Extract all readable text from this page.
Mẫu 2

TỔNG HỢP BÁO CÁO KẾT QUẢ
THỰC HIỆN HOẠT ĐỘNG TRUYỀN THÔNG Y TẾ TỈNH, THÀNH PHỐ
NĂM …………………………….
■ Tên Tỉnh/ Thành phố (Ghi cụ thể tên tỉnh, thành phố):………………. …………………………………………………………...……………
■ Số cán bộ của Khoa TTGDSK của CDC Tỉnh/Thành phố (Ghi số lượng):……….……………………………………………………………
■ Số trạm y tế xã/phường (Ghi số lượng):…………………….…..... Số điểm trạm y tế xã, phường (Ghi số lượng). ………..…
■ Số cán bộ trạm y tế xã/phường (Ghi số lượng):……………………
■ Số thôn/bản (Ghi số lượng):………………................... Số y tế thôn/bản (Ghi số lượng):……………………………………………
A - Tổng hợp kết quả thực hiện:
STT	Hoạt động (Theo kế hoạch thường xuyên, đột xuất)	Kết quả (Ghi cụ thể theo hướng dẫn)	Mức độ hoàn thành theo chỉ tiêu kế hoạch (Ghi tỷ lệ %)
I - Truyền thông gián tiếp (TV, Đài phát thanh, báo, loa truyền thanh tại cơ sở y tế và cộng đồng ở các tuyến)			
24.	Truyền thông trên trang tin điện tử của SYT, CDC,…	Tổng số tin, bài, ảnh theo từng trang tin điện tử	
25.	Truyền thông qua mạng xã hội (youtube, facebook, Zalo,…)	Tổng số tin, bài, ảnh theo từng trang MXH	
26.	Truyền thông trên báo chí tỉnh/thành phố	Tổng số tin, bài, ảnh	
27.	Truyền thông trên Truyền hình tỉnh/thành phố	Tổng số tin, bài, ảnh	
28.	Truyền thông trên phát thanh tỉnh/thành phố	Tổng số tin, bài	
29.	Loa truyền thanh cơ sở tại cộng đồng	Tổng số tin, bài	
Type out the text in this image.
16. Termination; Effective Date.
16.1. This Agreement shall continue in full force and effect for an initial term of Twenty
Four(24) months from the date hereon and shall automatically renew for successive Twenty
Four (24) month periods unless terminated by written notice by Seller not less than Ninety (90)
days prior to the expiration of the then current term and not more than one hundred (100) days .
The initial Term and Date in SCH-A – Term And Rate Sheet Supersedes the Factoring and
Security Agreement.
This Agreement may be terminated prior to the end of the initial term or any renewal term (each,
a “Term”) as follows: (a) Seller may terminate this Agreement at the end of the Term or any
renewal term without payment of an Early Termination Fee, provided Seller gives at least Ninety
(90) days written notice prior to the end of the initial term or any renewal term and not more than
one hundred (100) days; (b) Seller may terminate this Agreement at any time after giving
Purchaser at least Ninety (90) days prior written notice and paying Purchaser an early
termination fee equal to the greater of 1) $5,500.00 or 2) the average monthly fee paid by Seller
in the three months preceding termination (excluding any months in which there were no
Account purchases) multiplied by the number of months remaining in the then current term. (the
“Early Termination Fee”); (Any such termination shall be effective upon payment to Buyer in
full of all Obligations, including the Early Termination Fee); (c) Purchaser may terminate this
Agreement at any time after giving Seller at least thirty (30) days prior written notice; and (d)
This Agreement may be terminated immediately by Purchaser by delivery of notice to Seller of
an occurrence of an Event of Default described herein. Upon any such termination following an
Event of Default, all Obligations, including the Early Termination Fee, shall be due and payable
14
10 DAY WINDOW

● **EXERCISE**: From the records above, extract every entry exactly as given.

● **TASK RESPONSE**:
Extract all readable text from this page.
Mẫu 2

TỔNG HỢP BÁO CÁO KẾT QUẢ
THỰC HIỆN HOẠT ĐỘNG TRUYỀN THÔNG Y TẾ TỈNH, THÀNH PHỐ
NĂM …………………………….
■ Tên Tỉnh/ Thành phố (Ghi cụ thể tên tỉnh, thành phố):………………. …………………………………………………………...……………
■ Số cán bộ của Khoa TTGDSK của CDC Tỉnh/Thành phố (Ghi số lượng):……….……………………………………………………………
■ Số trạm y tế xã/phường (Ghi số lượng):…………………….…..... Số điểm trạm y tế xã, phường (Ghi số lượng). ………..…
■ Số cán bộ trạm y tế xã/phường (Ghi số lượng):……………………
■ Số thôn/bản (Ghi số lượng):………………................... Số y tế thôn/bản (Ghi số lượng):……………………………………………
A - Tổng hợp kết quả thực hiện:
STT	Hoạt động (Theo kế hoạch thường xuyên, đột xuất)	Kết quả (Ghi cụ thể theo hướng dẫn)	Mức độ hoàn thành theo chỉ tiêu kế hoạch (Ghi tỷ lệ %)
I - Truyền thông gián tiếp (TV, Đài phát thanh, báo, loa truyền thanh tại cơ sở y tế và cộng đồng ở các tuyến)			
24.	Truyền thông trên trang tin điện tử của SYT, CDC,…	Tổng số tin, bài, ảnh theo từng trang tin điện tử	
25.	Truyền thông qua mạng xã hội (youtube, facebook, Zalo,…)	Tổng số tin, bài, ảnh theo từng trang MXH	
26.	Truyền thông trên báo chí tỉnh/thành phố	Tổng số tin, bài, ảnh	
27.	Truyền thông trên Truyền hình tỉnh/thành phố	Tổng số tin, bài, ảnh	
28.	Truyền thông trên phát thanh tỉnh/thành phố	Tổng số tin, bài	
29.	Loa truyền thanh cơ sở tại cộng đồng	Tổng số tin, bài	
Type out the text in this image.
16. Termination; Effective Date.
16.1. This Agreement shall continue in full force and effect for an initial term of Twenty
Four(24) months from the date hereon and shall automatically renew for successive Twenty
Four (24) month periods unless terminated by written notice by Seller not less than Ninety (90)
days prior to the expiration of the then current term and not more than one hundred (100) days .
The initial Term and Date in SCH-A – Term And Rate Sheet Supersedes the Factoring and
Security Agreement.
This Agreement may be terminated prior to the end of the initial term or any renewal term (each,
a “Term”) as follows: (a) Seller may terminate this Agreement at the end of the Term or any
renewal term without payment of an Early Termination Fee, provided Seller gives at least Ninety
(90) days written notice prior to the end of the initial term or any renewal term and not more than
one hundred (100) days; (b) Seller may terminate this Agreement at any time after giving
Purchaser at least Ninety (90) days prior written notice and paying Purchaser an early
termination fee equal to the greater of 1) $5,500.00 or 2) the average monthly fee paid by Seller
in the three months preceding termination (excluding any months in which there were no
Account purchases) multiplied by the number of months remaining in the then current term. (the
“Early Termination Fee”); (Any such termination shall be effective upon payment to Buyer in
full of all Obligations, including the Early Termination Fee); (c) Purchaser may terminate this
Agreement at any time after giving Seller at least thirty (30) days prior written notice; and (d)
This Agreement may be terminated immediately by Purchaser by delivery of notice to Seller of
an occurrence of an Event of Default described herein. Upon any such termination following an
Event of Default, all Obligations, including the Early Termination Fee, shall be due and payable
14
10 DAY WINDOW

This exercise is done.